= Set problem =
Identify the lines that contain the string "PEDRO", then copy each of them.

= Data shown =
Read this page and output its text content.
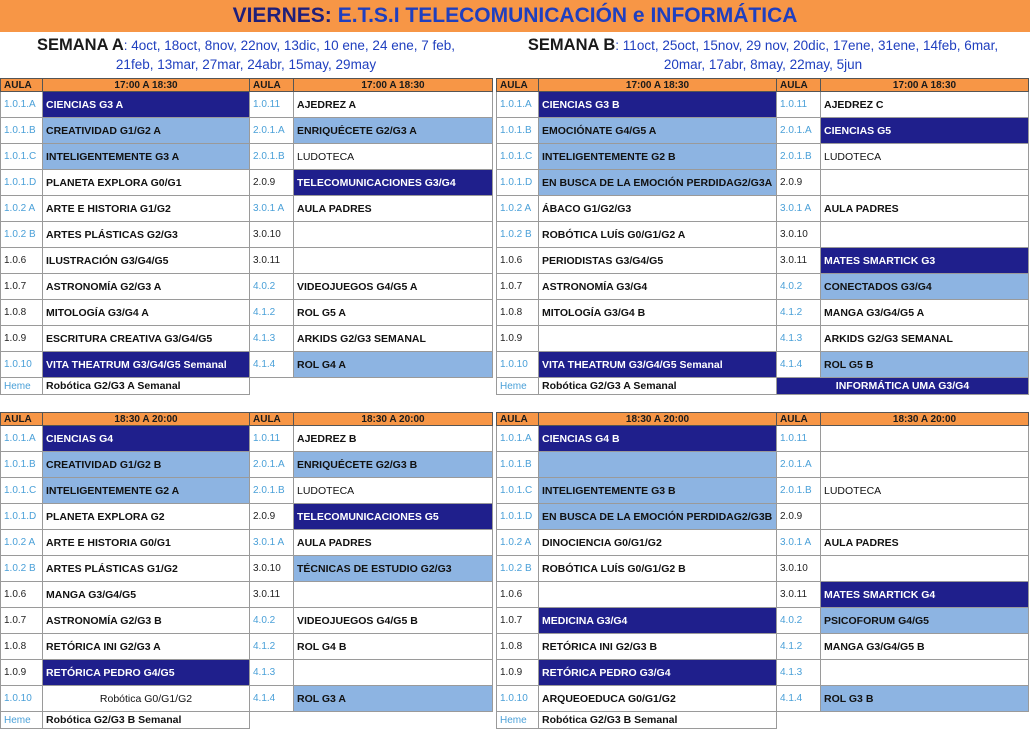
VIERNES: E.T.S.I TELECOMUNICACIÓN e INFORMÁTICA
SEMANA A: 4oct, 18oct, 8nov, 22nov, 13dic, 10 ene, 24 ene, 7 feb,
21feb, 13mar, 27mar, 24abr, 15may, 29may
SEMANA B: 11oct, 25oct, 15nov, 29 nov, 20dic, 17ene, 31ene, 14feb, 6mar,
20mar, 17abr, 8may, 22may, 5jun
AULA	17:00 A 18:30	AULA	17:00 A 18:30
1.0.1.A	CIENCIAS G3 A	1.0.11	AJEDREZ A
1.0.1.B	CREATIVIDAD G1/G2 A	2.0.1.A	ENRIQUÉCETE G2/G3 A
1.0.1.C	INTELIGENTEMENTE G3 A	2.0.1.B	LUDOTECA
1.0.1.D	PLANETA EXPLORA G0/G1	2.0.9	TELECOMUNICACIONES G3/G4
1.0.2 A	ARTE E HISTORIA G1/G2	3.0.1 A	AULA PADRES
1.0.2 B	ARTES PLÁSTICAS G2/G3	3.0.10	
1.0.6	ILUSTRACIÓN G3/G4/G5	3.0.11	
1.0.7	ASTRONOMÍA G2/G3 A	4.0.2	VIDEOJUEGOS G4/G5 A
1.0.8	MITOLOGÍA G3/G4 A	4.1.2	ROL G5 A
1.0.9	ESCRITURA CREATIVA G3/G4/G5	4.1.3	ARKIDS G2/G3 SEMANAL
1.0.10	VITA THEATRUM G3/G4/G5 Semanal	4.1.4	ROL G4 A
Heme	Robótica G2/G3 A Semanal		
AULA	17:00 A 18:30	AULA	17:00 A 18:30
1.0.1.A	CIENCIAS G3 B	1.0.11	AJEDREZ C
1.0.1.B	EMOCIÓNATE G4/G5 A	2.0.1.A	CIENCIAS G5
1.0.1.C	INTELIGENTEMENTE G2 B	2.0.1.B	LUDOTECA
1.0.1.D	EN BUSCA DE LA EMOCIÓN PERDIDAG2/G3A	2.0.9	
1.0.2 A	ÁBACO G1/G2/G3	3.0.1 A	AULA PADRES
1.0.2 B	ROBÓTICA LUÍS G0/G1/G2 A	3.0.10	
1.0.6	PERIODISTAS G3/G4/G5	3.0.11	MATES SMARTICK G3
1.0.7	ASTRONOMÍA G3/G4	4.0.2	CONECTADOS G3/G4
1.0.8	MITOLOGÍA G3/G4 B	4.1.2	MANGA G3/G4/G5 A
1.0.9		4.1.3	ARKIDS G2/G3 SEMANAL
1.0.10	VITA THEATRUM G3/G4/G5 Semanal	4.1.4	ROL G5 B
Heme	Robótica G2/G3 A Semanal	INFORMÁTICA UMA G3/G4	
AULA	18:30 A 20:00	AULA	18:30 A 20:00
1.0.1.A	CIENCIAS G4	1.0.11	AJEDREZ B
1.0.1.B	CREATIVIDAD G1/G2 B	2.0.1.A	ENRIQUÉCETE G2/G3 B
1.0.1.C	INTELIGENTEMENTE G2 A	2.0.1.B	LUDOTECA
1.0.1.D	PLANETA EXPLORA G2	2.0.9	TELECOMUNICACIONES G5
1.0.2 A	ARTE E HISTORIA G0/G1	3.0.1 A	AULA PADRES
1.0.2 B	ARTES PLÁSTICAS G1/G2	3.0.10	TÉCNICAS DE ESTUDIO G2/G3
1.0.6	MANGA G3/G4/G5	3.0.11	
1.0.7	ASTRONOMÍA G2/G3 B	4.0.2	VIDEOJUEGOS G4/G5 B
1.0.8	RETÓRICA INI G2/G3 A	4.1.2	ROL G4 B
1.0.9	RETÓRICA PEDRO G4/G5	4.1.3	
1.0.10	Robótica G0/G1/G2	4.1.4	ROL G3 A
Heme	Robótica G2/G3 B Semanal		
AULA	18:30 A 20:00	AULA	18:30 A 20:00
1.0.1.A	CIENCIAS G4 B	1.0.11	
1.0.1.B		2.0.1.A	
1.0.1.C	INTELIGENTEMENTE G3 B	2.0.1.B	LUDOTECA
1.0.1.D	EN BUSCA DE LA EMOCIÓN PERDIDAG2/G3B	2.0.9	
1.0.2 A	DINOCIENCIA G0/G1/G2	3.0.1 A	AULA PADRES
1.0.2 B	ROBÓTICA LUÍS G0/G1/G2 B	3.0.10	
1.0.6		3.0.11	MATES SMARTICK G4
1.0.7	MEDICINA G3/G4	4.0.2	PSICOFORUM G4/G5
1.0.8	RETÓRICA INI G2/G3 B	4.1.2	MANGA G3/G4/G5 B
1.0.9	RETÓRICA PEDRO G3/G4	4.1.3	
1.0.10	ARQUEOEDUCA G0/G1/G2	4.1.4	ROL G3 B
Heme	Robótica G2/G3 B Semanal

= Output of the exercise =
1.0.9	RETÓRICA PEDRO G4/G5	4.1.3	
1.0.9	RETÓRICA PEDRO G3/G4	4.1.3	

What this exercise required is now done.